__TASK REQUIREMENTS__: Copy out all of the data below with no alterations.

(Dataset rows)
::::::::

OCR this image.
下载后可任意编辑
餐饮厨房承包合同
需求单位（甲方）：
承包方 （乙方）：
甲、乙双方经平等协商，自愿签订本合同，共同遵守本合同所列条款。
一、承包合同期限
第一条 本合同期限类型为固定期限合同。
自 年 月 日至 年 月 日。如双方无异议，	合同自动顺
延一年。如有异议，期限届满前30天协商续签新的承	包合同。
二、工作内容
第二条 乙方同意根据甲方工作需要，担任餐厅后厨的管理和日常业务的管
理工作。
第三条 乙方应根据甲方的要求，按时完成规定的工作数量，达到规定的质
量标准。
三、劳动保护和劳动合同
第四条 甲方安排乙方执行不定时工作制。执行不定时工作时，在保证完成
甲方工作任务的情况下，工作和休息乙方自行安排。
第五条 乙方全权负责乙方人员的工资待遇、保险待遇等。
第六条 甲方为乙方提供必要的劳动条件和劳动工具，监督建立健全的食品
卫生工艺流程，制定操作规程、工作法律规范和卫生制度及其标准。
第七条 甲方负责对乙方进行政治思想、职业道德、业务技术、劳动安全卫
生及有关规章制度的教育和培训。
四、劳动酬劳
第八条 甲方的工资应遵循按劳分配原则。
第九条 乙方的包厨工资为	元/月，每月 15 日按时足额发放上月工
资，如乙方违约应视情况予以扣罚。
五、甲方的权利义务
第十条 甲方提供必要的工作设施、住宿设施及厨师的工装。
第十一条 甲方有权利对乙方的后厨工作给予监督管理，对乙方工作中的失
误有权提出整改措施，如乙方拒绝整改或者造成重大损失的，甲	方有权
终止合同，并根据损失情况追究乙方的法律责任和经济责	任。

::::::::

__FINAL RESULT__:
OCR this image.
下载后可任意编辑
餐饮厨房承包合同
需求单位（甲方）：
承包方 （乙方）：
甲、乙双方经平等协商，自愿签订本合同，共同遵守本合同所列条款。
一、承包合同期限
第一条 本合同期限类型为固定期限合同。
自 年 月 日至 年 月 日。如双方无异议，	合同自动顺
延一年。如有异议，期限届满前30天协商续签新的承	包合同。
二、工作内容
第二条 乙方同意根据甲方工作需要，担任餐厅后厨的管理和日常业务的管
理工作。
第三条 乙方应根据甲方的要求，按时完成规定的工作数量，达到规定的质
量标准。
三、劳动保护和劳动合同
第四条 甲方安排乙方执行不定时工作制。执行不定时工作时，在保证完成
甲方工作任务的情况下，工作和休息乙方自行安排。
第五条 乙方全权负责乙方人员的工资待遇、保险待遇等。
第六条 甲方为乙方提供必要的劳动条件和劳动工具，监督建立健全的食品
卫生工艺流程，制定操作规程、工作法律规范和卫生制度及其标准。
第七条 甲方负责对乙方进行政治思想、职业道德、业务技术、劳动安全卫
生及有关规章制度的教育和培训。
四、劳动酬劳
第八条 甲方的工资应遵循按劳分配原则。
第九条 乙方的包厨工资为	元/月，每月 15 日按时足额发放上月工
资，如乙方违约应视情况予以扣罚。
五、甲方的权利义务
第十条 甲方提供必要的工作设施、住宿设施及厨师的工装。
第十一条 甲方有权利对乙方的后厨工作给予监督管理，对乙方工作中的失
误有权提出整改措施，如乙方拒绝整改或者造成重大损失的，甲	方有权
终止合同，并根据损失情况追究乙方的法律责任和经济责	任。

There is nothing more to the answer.